Visual layout records
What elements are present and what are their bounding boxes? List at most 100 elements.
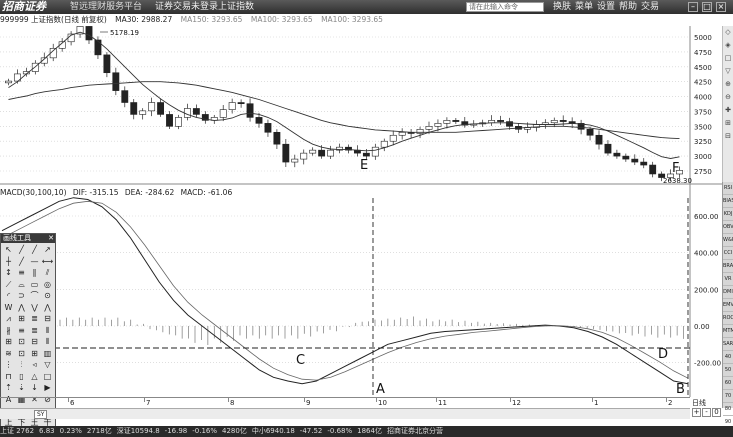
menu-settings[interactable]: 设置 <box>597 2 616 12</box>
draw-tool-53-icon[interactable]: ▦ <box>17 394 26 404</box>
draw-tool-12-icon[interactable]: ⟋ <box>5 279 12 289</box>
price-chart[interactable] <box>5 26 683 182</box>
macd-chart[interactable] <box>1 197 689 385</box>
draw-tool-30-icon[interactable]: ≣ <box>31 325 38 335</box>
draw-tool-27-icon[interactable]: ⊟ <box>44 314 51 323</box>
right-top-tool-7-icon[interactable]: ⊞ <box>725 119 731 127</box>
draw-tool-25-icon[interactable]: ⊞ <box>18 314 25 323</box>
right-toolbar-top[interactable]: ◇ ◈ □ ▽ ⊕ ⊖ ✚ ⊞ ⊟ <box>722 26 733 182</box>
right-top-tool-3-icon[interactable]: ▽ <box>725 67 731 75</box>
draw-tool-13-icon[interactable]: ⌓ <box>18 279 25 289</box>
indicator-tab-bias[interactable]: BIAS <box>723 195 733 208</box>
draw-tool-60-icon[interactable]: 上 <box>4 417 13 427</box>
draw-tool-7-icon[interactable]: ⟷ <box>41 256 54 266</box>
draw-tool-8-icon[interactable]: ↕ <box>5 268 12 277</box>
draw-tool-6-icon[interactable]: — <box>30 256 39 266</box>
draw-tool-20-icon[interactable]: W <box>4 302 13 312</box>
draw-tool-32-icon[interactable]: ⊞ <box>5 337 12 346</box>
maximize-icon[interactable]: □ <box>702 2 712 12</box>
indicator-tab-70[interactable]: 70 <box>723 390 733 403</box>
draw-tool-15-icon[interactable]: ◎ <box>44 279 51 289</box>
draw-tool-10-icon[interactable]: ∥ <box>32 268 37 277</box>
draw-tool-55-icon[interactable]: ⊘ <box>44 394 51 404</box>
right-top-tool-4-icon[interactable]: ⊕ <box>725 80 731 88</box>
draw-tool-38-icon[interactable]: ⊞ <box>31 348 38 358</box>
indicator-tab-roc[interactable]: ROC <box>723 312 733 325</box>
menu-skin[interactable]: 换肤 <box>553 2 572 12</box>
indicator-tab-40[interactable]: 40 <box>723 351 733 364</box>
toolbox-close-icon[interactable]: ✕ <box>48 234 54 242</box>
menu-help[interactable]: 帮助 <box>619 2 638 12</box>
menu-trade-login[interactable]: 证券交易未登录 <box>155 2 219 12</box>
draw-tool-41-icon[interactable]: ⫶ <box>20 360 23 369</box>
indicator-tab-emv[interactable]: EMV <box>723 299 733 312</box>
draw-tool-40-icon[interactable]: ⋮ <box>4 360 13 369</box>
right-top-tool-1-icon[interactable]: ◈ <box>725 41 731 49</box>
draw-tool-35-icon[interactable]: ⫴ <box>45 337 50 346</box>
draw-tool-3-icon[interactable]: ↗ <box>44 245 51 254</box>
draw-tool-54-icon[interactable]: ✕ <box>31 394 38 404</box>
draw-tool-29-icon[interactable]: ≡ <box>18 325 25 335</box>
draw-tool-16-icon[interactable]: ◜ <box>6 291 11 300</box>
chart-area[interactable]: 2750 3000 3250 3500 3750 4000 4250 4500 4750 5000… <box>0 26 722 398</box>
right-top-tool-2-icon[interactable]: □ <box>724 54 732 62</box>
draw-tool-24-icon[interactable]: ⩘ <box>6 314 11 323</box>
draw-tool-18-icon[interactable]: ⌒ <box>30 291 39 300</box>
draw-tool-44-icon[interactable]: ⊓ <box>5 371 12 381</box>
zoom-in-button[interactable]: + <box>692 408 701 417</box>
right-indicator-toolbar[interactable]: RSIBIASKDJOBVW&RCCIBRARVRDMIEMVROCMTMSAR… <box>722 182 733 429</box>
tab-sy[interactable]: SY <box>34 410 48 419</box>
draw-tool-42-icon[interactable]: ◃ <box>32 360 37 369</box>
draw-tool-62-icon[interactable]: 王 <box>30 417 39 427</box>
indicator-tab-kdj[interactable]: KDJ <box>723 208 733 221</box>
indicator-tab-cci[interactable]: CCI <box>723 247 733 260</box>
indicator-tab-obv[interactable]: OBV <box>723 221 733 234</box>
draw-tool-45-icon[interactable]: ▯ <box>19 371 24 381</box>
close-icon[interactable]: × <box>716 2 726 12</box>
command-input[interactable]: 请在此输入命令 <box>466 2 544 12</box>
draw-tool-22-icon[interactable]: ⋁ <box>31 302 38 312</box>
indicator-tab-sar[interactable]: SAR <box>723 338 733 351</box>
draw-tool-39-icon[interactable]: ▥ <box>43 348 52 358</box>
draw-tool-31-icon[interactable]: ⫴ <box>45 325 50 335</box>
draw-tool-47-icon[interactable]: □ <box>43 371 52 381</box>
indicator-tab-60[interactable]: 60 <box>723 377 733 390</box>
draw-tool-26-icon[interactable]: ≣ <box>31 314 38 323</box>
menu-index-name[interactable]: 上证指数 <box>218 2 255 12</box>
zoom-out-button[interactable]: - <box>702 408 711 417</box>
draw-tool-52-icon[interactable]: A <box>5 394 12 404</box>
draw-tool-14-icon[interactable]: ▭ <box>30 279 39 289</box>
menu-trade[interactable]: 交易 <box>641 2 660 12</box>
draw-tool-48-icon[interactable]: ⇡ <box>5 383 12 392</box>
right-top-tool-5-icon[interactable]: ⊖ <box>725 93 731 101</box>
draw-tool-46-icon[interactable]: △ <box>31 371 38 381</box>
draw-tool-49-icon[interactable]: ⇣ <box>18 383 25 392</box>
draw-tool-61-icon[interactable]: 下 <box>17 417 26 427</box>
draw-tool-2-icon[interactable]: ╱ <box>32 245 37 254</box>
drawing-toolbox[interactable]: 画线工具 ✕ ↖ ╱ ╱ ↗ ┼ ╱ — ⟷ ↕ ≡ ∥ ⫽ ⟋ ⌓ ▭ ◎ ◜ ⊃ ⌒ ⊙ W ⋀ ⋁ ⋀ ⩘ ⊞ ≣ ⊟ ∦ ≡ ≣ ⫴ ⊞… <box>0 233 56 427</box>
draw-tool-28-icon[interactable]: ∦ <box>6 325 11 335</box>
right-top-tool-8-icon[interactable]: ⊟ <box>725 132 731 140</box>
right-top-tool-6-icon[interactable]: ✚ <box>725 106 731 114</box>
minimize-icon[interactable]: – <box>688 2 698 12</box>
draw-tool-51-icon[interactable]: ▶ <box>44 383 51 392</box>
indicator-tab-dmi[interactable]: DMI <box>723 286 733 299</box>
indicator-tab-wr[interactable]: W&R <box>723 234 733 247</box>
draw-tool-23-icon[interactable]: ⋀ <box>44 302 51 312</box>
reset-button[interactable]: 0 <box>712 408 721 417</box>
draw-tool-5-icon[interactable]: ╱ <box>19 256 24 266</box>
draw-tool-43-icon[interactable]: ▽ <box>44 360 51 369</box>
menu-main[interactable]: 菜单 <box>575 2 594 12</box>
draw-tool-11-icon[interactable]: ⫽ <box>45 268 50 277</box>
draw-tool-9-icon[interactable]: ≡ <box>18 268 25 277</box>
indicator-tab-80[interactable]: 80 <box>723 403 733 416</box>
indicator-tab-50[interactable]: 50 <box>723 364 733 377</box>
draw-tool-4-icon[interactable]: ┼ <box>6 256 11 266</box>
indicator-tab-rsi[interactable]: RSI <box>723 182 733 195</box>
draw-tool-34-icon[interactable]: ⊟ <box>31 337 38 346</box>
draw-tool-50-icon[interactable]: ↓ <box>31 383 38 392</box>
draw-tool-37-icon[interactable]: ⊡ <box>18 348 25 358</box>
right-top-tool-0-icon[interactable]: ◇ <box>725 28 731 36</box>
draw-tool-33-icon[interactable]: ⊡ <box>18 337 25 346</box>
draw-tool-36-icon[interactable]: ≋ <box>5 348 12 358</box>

--

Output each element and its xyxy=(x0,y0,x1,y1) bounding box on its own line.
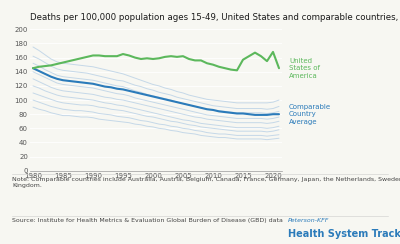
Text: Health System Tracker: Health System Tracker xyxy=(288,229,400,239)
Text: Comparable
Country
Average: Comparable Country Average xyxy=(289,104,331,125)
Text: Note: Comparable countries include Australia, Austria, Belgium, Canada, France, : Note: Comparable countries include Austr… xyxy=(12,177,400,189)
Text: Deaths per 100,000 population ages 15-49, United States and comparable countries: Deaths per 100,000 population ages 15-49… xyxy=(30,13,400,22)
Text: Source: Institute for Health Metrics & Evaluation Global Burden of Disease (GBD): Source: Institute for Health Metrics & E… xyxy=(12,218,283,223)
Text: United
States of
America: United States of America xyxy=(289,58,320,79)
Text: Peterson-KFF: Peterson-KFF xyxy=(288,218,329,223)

» The request:
Reproduce the rows from the line with "menu-settings[interactable]: 设置 <box>597" to the line with "right-top-tool-7-icon[interactable]: ⊞ <box>725", both included, without changing a character.

» Output:
menu-settings[interactable]: 设置 <box>597 2 616 12</box>
draw-tool-53-icon[interactable]: ▦ <box>17 394 26 404</box>
draw-tool-12-icon[interactable]: ⟋ <box>5 279 12 289</box>
price-chart[interactable] <box>5 26 683 182</box>
macd-chart[interactable] <box>1 197 689 385</box>
draw-tool-30-icon[interactable]: ≣ <box>31 325 38 335</box>
draw-tool-27-icon[interactable]: ⊟ <box>44 314 51 323</box>
right-top-tool-7-icon[interactable]: ⊞ <box>725 119 731 127</box>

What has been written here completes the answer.